**TASK MATERIAL:**
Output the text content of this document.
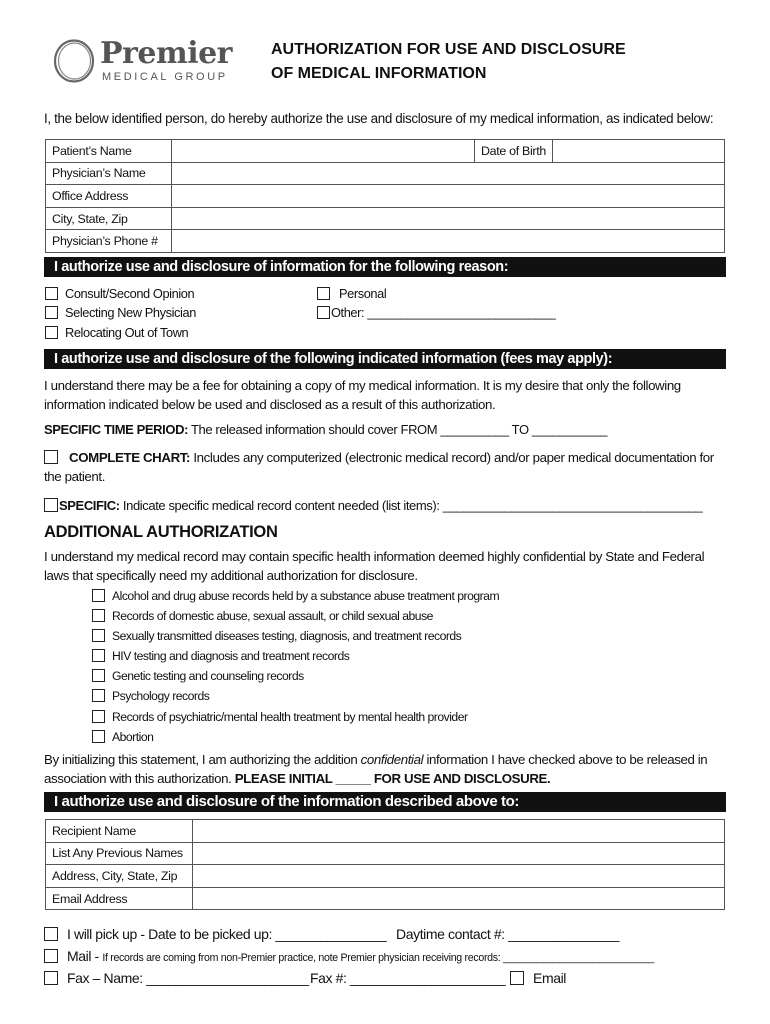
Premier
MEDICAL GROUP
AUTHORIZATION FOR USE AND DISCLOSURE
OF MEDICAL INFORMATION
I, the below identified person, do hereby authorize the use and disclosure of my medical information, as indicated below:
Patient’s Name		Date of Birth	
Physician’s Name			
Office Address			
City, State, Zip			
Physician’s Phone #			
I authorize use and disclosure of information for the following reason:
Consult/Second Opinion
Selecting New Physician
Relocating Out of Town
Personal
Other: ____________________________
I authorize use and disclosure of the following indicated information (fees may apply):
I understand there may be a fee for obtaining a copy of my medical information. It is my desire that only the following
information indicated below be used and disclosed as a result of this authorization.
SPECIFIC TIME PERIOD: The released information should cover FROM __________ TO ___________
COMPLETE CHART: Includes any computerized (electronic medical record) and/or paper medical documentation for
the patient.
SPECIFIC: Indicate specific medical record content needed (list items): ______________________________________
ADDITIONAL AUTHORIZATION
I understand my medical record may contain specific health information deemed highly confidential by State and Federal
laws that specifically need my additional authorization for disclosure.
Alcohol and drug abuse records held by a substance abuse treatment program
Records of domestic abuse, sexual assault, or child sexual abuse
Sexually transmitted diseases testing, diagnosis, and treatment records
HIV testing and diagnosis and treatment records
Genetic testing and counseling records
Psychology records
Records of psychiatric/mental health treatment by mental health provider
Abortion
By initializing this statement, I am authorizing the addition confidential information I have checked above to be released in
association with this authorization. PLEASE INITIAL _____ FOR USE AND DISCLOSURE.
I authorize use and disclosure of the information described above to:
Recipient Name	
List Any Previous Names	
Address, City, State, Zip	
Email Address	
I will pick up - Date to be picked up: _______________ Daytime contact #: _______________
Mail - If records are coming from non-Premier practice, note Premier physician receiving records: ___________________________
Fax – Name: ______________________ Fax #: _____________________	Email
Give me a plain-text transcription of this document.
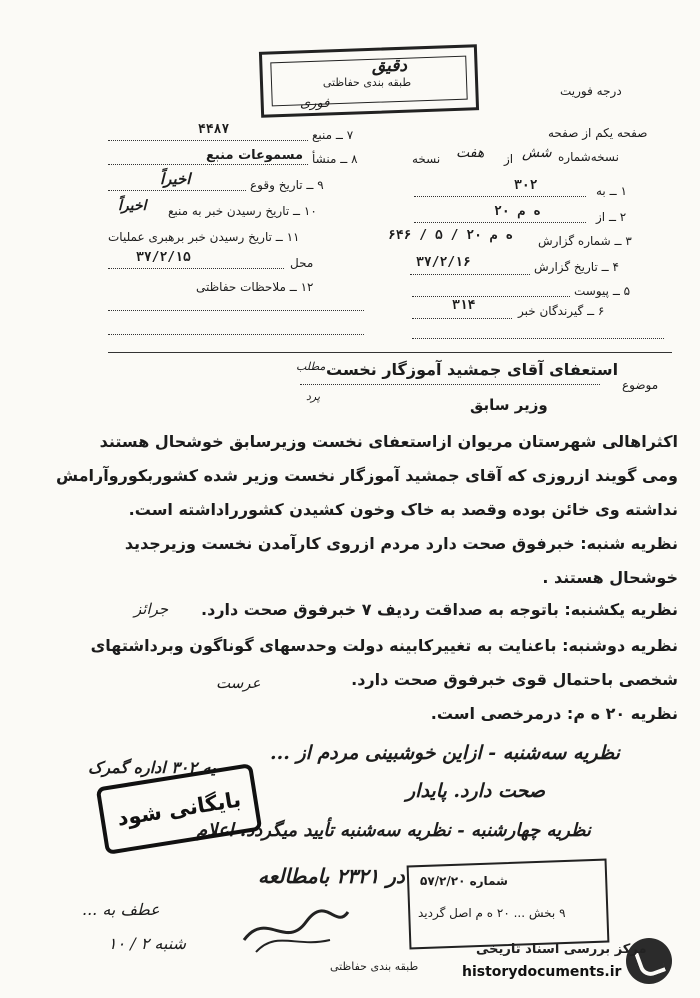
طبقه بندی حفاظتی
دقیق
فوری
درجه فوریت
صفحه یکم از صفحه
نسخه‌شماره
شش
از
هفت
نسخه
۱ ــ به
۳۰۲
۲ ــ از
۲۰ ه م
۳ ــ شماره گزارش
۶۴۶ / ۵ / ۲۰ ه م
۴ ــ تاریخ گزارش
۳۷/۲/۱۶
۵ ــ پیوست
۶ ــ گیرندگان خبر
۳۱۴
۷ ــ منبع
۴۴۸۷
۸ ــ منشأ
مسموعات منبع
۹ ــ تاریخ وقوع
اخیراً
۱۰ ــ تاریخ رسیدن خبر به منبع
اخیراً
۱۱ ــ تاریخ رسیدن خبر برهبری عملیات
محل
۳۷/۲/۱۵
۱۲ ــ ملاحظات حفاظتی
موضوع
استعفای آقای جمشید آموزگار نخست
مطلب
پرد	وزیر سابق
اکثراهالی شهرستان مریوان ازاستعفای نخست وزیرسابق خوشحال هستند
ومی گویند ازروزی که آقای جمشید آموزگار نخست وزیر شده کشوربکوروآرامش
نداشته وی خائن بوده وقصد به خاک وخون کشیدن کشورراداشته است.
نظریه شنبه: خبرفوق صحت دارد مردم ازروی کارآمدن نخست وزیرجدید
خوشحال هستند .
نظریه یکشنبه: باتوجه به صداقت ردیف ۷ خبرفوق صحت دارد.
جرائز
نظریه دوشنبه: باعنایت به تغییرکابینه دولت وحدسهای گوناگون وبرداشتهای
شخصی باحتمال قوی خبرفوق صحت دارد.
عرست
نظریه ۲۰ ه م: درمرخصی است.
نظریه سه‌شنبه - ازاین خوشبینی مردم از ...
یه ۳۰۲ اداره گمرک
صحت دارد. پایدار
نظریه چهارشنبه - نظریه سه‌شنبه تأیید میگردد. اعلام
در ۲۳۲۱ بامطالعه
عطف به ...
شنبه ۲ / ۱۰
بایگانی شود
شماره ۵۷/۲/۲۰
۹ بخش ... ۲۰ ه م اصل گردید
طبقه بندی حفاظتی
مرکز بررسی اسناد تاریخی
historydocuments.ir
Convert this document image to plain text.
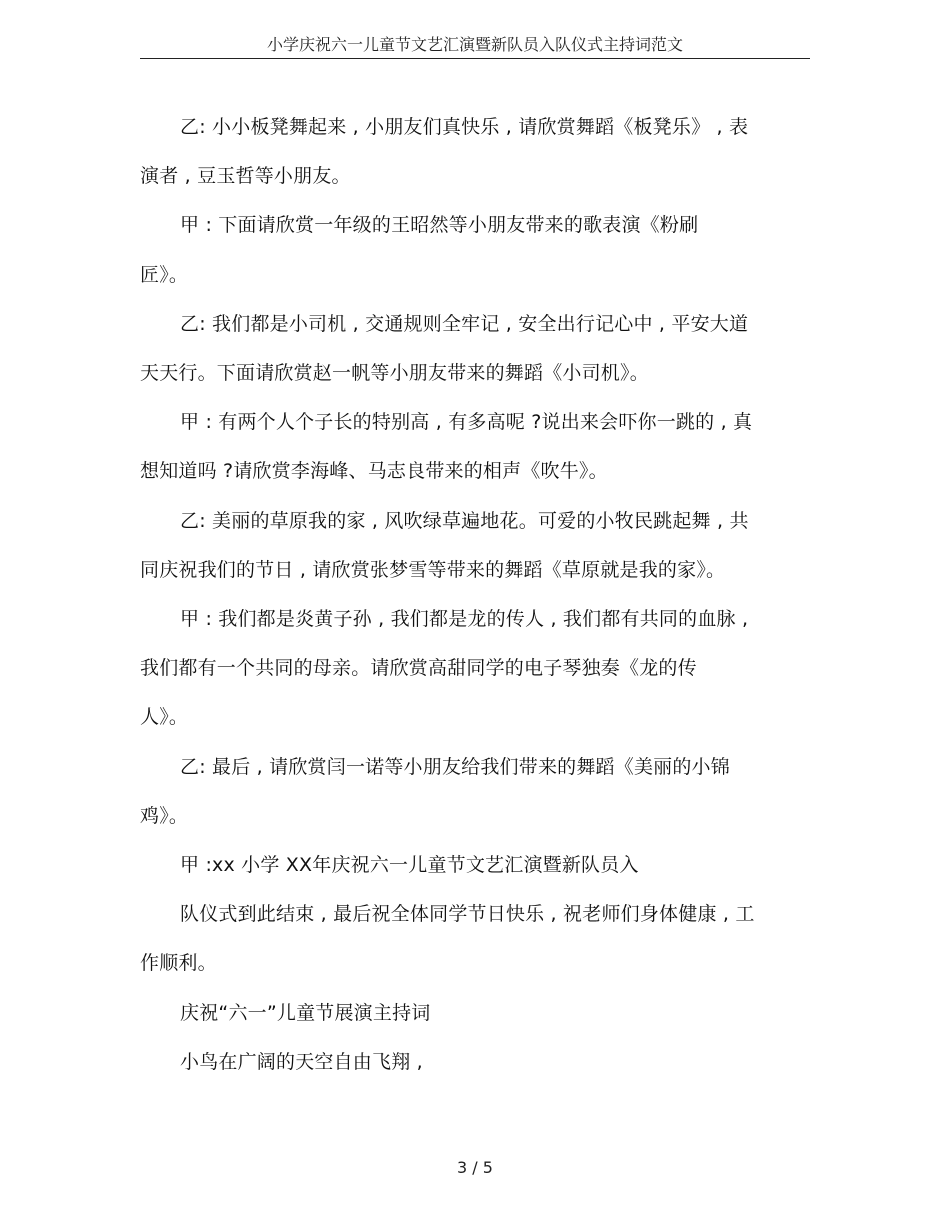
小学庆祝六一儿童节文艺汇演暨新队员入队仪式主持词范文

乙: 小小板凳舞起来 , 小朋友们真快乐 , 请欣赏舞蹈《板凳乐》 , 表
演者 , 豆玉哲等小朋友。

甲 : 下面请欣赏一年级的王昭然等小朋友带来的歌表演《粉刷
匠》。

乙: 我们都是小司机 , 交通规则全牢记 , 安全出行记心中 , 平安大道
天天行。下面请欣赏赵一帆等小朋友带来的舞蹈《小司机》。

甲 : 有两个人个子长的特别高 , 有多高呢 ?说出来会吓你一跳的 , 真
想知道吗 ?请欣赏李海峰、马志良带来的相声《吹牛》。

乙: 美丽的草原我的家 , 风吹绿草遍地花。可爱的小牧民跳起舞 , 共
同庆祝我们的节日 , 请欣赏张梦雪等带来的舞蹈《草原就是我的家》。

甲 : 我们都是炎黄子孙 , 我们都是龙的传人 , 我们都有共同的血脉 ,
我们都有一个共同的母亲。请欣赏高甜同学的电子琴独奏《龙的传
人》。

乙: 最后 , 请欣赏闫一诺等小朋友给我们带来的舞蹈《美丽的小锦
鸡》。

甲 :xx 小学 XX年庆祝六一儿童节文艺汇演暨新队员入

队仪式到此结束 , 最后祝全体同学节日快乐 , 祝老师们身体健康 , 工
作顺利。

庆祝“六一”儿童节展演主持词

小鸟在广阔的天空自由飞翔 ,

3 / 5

---

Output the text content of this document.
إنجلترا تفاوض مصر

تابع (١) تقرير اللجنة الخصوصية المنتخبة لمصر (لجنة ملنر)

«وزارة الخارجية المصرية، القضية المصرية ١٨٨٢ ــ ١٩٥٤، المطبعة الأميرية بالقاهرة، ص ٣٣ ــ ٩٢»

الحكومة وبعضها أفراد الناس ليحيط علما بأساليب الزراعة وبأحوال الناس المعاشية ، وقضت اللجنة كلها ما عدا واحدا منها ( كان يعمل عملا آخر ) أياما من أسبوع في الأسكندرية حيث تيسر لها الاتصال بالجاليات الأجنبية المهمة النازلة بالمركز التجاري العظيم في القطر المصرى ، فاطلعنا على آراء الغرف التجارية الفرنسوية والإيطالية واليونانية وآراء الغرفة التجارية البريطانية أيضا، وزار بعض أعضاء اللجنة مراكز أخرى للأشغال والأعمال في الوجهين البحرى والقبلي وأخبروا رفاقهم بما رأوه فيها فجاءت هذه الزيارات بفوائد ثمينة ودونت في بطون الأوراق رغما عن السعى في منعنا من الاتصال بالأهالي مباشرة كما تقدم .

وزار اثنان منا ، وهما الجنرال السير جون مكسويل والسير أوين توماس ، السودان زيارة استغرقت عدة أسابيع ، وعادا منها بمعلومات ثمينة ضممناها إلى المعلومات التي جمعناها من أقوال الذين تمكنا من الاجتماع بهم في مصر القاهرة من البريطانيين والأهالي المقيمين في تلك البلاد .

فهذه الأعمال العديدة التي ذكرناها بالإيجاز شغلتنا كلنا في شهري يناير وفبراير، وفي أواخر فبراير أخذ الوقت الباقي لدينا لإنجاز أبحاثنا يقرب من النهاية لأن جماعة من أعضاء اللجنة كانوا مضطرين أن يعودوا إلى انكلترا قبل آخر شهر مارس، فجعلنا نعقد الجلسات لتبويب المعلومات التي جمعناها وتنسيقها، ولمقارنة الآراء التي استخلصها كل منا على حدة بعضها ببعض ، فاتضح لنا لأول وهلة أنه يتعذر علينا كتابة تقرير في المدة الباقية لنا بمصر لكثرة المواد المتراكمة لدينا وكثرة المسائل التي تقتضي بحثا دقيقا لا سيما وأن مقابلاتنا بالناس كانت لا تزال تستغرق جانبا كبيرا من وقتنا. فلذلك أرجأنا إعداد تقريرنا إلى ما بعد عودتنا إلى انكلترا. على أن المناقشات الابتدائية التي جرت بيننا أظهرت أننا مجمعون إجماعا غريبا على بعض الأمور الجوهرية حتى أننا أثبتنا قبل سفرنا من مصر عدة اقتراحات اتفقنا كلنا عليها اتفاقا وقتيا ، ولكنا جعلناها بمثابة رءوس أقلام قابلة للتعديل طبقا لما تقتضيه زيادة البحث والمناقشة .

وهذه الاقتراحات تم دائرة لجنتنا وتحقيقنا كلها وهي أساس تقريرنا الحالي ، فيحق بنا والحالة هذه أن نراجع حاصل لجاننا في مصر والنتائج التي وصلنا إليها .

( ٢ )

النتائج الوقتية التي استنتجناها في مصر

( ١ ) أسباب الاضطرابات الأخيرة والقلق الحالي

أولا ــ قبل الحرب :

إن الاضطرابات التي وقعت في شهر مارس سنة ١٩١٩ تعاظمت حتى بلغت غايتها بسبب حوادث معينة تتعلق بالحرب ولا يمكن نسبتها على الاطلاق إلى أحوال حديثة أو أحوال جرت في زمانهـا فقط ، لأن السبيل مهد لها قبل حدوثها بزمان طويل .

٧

**WORK TO DO:** Look for "منبع" and pull out every line that has it.

**RIGHT ANSWER:**
۷ ــ منبع
مسموعات منبع
۱۰ ــ تاریخ رسیدن خبر به منبع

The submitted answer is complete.